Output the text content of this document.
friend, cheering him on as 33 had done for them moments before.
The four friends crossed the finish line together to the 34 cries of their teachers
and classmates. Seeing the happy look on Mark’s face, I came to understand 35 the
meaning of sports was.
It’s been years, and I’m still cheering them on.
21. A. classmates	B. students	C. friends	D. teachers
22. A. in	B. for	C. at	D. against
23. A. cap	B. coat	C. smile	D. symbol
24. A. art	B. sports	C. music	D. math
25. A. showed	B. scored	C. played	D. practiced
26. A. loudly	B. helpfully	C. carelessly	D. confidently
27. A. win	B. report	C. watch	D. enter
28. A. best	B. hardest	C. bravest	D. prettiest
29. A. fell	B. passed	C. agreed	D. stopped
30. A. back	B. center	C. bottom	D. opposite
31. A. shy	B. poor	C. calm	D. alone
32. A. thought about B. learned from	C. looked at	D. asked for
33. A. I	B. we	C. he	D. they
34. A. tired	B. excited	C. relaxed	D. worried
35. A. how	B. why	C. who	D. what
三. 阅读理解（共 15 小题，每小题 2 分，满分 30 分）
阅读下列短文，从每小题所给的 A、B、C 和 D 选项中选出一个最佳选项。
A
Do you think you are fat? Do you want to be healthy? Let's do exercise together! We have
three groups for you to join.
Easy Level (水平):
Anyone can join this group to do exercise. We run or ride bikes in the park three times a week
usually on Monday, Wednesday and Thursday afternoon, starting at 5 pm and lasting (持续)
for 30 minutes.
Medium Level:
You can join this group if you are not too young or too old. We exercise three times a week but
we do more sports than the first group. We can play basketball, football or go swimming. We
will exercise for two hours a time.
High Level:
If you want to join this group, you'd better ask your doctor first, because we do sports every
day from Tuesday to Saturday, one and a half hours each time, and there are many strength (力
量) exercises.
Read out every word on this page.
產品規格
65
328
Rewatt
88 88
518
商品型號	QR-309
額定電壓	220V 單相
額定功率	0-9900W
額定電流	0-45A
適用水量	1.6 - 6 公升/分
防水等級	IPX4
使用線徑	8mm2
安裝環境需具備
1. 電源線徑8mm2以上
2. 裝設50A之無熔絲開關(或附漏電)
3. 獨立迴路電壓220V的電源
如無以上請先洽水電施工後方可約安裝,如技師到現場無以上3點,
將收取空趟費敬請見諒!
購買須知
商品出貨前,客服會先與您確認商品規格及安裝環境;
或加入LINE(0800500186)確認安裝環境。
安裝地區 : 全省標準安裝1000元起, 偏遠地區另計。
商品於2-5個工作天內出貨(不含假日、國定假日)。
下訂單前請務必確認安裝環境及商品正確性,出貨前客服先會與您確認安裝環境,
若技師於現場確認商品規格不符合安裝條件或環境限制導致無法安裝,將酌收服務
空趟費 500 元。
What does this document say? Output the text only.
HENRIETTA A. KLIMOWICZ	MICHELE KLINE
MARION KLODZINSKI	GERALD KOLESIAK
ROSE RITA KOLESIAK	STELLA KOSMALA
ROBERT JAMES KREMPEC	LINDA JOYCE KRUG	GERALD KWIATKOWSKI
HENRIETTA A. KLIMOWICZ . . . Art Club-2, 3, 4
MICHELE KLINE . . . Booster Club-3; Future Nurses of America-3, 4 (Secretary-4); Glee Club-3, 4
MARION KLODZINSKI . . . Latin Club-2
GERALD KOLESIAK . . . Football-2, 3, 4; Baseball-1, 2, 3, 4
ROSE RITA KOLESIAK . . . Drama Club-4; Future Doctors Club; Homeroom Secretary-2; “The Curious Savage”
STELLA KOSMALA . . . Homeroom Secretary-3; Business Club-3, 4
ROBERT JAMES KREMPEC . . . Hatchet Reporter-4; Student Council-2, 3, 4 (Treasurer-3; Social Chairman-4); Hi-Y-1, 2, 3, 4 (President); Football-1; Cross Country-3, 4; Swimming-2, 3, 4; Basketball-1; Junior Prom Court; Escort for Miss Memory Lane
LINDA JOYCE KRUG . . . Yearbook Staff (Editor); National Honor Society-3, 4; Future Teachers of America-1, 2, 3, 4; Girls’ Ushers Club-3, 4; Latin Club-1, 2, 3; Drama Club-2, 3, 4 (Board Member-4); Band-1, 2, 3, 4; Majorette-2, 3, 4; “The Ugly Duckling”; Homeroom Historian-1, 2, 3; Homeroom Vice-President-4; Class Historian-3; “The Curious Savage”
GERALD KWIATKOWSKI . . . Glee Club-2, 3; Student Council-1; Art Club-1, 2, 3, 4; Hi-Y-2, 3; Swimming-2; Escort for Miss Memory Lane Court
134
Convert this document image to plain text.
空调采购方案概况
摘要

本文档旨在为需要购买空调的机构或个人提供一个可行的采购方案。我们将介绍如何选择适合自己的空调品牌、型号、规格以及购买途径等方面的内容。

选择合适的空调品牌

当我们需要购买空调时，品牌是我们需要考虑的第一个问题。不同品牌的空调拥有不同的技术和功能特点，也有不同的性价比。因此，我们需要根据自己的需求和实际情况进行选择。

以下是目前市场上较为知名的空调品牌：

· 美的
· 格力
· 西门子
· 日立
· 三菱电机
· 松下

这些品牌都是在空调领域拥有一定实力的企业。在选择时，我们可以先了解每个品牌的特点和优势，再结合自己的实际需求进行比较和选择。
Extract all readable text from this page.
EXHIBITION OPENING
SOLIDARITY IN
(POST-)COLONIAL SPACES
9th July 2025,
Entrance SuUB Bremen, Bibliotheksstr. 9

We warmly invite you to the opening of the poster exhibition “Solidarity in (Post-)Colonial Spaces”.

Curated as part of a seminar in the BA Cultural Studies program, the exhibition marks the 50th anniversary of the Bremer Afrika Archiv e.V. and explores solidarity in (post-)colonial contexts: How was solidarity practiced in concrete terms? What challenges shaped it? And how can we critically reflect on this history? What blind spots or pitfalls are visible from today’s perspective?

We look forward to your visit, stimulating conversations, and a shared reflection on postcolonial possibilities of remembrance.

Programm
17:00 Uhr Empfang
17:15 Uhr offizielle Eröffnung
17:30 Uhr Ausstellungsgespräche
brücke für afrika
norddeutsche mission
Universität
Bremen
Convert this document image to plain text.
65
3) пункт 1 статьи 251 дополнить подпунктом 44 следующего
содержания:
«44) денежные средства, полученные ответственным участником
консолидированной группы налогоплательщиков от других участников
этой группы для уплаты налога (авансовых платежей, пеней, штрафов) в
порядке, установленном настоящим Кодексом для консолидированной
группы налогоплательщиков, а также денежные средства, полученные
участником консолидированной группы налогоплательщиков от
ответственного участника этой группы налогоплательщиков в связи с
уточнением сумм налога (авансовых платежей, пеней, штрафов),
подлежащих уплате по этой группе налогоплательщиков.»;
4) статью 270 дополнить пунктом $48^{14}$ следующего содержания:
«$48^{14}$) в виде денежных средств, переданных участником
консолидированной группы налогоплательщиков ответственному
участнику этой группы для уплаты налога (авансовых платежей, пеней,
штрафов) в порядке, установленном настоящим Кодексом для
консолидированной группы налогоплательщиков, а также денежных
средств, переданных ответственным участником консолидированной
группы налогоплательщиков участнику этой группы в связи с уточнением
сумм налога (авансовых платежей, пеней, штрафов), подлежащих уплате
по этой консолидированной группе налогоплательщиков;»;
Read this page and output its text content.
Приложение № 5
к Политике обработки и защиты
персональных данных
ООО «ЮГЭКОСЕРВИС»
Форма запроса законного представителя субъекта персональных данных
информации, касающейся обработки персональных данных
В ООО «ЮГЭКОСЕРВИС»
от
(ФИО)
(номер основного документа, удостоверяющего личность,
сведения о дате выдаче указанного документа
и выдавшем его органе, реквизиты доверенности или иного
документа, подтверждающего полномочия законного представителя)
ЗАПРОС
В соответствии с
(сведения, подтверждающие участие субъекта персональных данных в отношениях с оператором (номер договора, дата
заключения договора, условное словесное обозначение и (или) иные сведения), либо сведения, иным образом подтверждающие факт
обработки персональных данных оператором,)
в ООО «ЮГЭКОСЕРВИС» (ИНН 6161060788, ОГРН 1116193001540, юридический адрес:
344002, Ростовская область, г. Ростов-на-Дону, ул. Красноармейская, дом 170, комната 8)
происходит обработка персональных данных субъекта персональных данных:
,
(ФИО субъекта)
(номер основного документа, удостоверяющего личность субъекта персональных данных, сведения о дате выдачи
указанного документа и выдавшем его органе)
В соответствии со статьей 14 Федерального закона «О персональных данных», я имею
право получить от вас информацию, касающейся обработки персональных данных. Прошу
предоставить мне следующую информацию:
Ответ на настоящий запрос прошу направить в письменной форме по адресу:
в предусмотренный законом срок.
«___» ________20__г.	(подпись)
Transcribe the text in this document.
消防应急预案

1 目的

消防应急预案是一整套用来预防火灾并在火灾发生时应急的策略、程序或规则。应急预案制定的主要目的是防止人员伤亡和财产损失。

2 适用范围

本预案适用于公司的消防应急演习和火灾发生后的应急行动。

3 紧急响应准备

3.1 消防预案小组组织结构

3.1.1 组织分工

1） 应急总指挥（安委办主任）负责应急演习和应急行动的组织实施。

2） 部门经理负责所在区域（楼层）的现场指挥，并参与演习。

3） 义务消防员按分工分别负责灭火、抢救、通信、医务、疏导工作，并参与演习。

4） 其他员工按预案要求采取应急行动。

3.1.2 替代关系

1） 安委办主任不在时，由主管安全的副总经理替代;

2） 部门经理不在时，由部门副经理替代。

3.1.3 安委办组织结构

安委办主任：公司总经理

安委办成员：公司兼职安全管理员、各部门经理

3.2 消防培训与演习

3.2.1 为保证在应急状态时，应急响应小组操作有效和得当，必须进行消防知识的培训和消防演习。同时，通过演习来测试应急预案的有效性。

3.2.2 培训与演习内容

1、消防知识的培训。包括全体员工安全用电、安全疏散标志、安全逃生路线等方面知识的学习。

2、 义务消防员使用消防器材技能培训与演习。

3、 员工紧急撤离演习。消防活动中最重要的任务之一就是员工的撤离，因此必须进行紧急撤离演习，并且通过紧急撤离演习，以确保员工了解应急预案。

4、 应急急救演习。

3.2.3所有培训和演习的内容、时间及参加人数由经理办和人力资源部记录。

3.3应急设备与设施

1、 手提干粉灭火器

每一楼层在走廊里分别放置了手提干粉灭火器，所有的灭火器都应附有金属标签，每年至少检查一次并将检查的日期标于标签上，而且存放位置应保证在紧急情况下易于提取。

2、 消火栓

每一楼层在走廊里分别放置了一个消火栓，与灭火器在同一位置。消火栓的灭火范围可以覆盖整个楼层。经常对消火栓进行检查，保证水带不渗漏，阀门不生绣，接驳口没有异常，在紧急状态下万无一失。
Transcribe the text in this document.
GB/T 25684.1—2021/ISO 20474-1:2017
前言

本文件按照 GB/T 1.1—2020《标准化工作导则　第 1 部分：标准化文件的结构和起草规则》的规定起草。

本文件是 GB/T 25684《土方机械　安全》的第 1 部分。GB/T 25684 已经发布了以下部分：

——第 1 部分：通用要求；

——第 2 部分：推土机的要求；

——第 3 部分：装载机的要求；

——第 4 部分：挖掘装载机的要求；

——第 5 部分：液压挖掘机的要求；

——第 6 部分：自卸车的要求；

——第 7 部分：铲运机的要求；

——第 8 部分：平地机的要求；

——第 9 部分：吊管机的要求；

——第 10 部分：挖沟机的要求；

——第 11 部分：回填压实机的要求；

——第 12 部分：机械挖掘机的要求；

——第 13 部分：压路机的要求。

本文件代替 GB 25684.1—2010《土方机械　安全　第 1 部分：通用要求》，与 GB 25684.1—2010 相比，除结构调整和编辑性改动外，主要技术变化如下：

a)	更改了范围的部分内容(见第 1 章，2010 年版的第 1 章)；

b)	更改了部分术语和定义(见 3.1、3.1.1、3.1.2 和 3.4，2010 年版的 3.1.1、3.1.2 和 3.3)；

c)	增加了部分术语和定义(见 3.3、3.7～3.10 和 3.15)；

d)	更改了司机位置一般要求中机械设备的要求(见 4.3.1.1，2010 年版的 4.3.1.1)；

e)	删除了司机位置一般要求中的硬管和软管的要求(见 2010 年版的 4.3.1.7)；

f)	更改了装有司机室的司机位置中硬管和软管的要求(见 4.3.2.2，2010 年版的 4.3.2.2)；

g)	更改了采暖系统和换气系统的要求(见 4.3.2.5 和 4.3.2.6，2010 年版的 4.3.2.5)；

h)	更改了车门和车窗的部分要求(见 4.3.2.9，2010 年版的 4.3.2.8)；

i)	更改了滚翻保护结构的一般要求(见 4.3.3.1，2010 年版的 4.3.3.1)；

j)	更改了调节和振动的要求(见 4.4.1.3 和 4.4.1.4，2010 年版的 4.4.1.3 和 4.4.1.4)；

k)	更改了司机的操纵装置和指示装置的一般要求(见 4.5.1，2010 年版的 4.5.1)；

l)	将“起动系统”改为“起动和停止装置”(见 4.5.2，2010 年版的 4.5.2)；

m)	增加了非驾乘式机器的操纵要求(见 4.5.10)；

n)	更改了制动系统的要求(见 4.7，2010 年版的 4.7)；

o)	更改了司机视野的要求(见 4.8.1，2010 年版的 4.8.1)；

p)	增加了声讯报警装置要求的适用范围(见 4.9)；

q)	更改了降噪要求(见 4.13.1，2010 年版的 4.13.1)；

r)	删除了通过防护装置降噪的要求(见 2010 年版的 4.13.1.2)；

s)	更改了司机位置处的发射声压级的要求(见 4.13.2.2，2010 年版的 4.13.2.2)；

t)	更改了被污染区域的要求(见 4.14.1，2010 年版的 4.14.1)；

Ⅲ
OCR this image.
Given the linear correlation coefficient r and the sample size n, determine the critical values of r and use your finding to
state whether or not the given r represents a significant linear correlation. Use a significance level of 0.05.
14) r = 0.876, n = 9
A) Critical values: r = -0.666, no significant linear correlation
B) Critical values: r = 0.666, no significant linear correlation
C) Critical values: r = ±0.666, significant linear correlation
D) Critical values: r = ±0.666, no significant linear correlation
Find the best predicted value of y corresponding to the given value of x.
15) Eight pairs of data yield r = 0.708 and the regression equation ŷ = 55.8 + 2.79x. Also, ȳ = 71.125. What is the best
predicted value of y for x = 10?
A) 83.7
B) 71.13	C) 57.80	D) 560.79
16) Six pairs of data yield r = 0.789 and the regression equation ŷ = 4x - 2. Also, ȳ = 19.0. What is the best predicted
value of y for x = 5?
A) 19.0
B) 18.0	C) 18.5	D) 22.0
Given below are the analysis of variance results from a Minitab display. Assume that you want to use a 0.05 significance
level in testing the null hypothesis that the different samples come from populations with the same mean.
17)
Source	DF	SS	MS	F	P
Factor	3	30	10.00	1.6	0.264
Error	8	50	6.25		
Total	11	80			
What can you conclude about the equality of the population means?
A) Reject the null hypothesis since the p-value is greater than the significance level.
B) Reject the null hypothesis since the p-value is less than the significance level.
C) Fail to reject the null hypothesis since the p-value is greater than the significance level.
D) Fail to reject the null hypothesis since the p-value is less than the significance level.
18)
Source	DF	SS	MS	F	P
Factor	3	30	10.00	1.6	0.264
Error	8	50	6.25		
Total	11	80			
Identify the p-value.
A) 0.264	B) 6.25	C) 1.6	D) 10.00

_ _ _ _

What to work on:
Consider the entries above and return each line with the string "Memory".

Completed task:
ROBERT JAMES KREMPEC . . . Hatchet Reporter-4; Student Council-2, 3, 4 (Treasurer-3; Social Chairman-4); Hi-Y-1, 2, 3, 4 (President); Football-1; Cross Country-3, 4; Swimming-2, 3, 4; Basketball-1; Junior Prom Court; Escort for Miss Memory Lane
GERALD KWIATKOWSKI . . . Glee Club-2, 3; Student Council-1; Art Club-1, 2, 3, 4; Hi-Y-2, 3; Swimming-2; Escort for Miss Memory Lane Court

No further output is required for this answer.